PROVIDED TEXT:

= = = =

In 1928 he married Caroline Perrillo, and they had two daughters, Sophia and Dolores. In 1928 he opened a medical practice on Morris Avenue in the Bronx. In 1937, Caroline died of rheumatic heart disease. On April 26, 1942 he married Elvira Spatafore. They lived in the Country Club area of the Bronx and had four children, Maria, Paulette, Louis and Vera Lou.

= = = =

COMPLETE THE FOLLOWING:
**1.** According to the biographical passage, what did Caroline die of in 1937?
**2.** Copy the biographical passage word for word from "In 1928 he married" to "and Vera Lou.".
You won't need the rows that follow.

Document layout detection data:
= = = =

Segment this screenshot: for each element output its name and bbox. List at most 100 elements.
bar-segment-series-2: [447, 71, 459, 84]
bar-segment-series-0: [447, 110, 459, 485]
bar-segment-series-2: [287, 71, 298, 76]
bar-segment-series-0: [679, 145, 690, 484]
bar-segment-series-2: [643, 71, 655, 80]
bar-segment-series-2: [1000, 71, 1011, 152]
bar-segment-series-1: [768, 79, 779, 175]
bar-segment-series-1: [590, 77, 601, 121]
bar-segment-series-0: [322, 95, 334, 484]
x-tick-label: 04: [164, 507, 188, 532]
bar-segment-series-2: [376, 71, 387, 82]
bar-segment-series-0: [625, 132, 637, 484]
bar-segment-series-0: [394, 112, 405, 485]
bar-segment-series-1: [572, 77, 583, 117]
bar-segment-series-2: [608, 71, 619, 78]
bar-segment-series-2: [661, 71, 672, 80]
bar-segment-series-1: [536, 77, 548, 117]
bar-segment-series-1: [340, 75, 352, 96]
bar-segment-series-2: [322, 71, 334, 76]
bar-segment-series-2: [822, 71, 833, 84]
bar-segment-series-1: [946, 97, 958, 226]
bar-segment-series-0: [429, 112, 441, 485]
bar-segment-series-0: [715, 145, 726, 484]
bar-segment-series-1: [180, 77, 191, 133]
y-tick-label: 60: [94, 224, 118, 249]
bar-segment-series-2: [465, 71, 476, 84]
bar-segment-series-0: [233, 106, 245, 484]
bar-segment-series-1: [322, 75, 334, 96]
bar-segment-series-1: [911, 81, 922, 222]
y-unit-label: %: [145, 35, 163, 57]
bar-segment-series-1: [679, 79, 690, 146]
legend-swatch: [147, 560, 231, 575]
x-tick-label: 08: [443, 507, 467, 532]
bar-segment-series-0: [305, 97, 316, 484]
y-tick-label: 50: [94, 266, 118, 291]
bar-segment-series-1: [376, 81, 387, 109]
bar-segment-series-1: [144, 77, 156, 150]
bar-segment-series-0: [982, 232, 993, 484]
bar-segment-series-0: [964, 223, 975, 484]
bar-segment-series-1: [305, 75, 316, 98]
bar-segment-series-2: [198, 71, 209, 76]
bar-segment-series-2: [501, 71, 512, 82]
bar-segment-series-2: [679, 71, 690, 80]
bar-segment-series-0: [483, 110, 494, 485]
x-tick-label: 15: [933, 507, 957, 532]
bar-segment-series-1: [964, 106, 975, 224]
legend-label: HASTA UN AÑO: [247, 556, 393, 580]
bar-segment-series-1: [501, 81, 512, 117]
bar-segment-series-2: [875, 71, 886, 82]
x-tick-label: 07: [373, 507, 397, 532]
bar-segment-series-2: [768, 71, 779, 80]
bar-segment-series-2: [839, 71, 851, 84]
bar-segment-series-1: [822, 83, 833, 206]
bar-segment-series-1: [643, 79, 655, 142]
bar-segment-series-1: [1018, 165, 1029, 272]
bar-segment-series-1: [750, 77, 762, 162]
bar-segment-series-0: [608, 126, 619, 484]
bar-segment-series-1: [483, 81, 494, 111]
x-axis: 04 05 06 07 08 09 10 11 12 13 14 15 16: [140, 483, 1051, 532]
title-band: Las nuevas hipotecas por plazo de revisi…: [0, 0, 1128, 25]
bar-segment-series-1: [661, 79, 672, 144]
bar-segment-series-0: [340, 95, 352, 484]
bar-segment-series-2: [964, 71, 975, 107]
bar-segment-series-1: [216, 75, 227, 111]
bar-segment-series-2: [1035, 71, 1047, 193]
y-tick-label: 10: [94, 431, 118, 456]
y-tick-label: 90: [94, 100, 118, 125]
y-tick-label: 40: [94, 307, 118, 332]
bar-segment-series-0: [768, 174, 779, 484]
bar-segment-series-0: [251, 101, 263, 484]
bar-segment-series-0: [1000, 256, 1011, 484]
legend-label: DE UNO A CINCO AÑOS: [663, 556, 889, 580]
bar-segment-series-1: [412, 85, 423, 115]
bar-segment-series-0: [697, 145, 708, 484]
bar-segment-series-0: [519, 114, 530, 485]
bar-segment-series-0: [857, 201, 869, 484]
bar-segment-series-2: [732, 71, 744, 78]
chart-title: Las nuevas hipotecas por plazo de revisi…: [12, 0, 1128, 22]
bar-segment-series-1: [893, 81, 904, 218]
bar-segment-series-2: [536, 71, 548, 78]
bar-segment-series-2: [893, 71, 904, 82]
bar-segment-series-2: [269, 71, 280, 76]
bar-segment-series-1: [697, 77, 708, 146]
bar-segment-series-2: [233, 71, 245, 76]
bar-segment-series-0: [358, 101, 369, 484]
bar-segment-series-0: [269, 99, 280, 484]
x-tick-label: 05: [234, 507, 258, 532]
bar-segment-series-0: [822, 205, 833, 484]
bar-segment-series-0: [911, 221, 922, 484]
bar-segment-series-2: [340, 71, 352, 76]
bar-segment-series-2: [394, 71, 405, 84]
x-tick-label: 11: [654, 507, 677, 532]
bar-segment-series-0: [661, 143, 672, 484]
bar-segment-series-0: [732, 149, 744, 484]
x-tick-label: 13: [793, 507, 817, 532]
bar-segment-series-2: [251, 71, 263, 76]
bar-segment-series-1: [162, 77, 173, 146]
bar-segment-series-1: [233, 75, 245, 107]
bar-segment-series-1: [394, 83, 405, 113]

= = = =

SOLVED TASKS:
**1.** Rheumatic heart disease.

**2.**
In 1928 he married Caroline Perrillo, and they had two daughters, Sophia and Dolores. In 1928 he opened a medical practice on Morris Avenue in the Bronx. In 1937, Caroline died of rheumatic heart disease. On April 26, 1942 he married Elvira Spatafore. They lived in the Country Club area of the Bronx and had four children, Maria, Paulette, Louis and Vera Lou.